[Entries with figure data]
━━━━━━

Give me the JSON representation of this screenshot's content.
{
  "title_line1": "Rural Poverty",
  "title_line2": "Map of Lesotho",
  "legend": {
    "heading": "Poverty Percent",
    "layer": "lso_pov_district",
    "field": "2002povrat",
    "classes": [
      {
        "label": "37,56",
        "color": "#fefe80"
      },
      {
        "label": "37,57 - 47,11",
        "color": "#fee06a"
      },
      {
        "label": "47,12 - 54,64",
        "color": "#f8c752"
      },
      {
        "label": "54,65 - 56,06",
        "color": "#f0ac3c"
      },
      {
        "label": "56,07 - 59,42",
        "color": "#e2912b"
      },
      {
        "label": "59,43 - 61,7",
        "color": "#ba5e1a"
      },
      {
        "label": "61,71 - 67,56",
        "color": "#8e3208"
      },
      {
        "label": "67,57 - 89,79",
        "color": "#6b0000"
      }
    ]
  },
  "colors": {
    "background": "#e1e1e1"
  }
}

━━━━━━

▸ Instructions for the task
Copy every line above that holds the word "Poverty".

▸ In response
  "title_line1": "Rural Poverty",
    "heading": "Poverty Percent",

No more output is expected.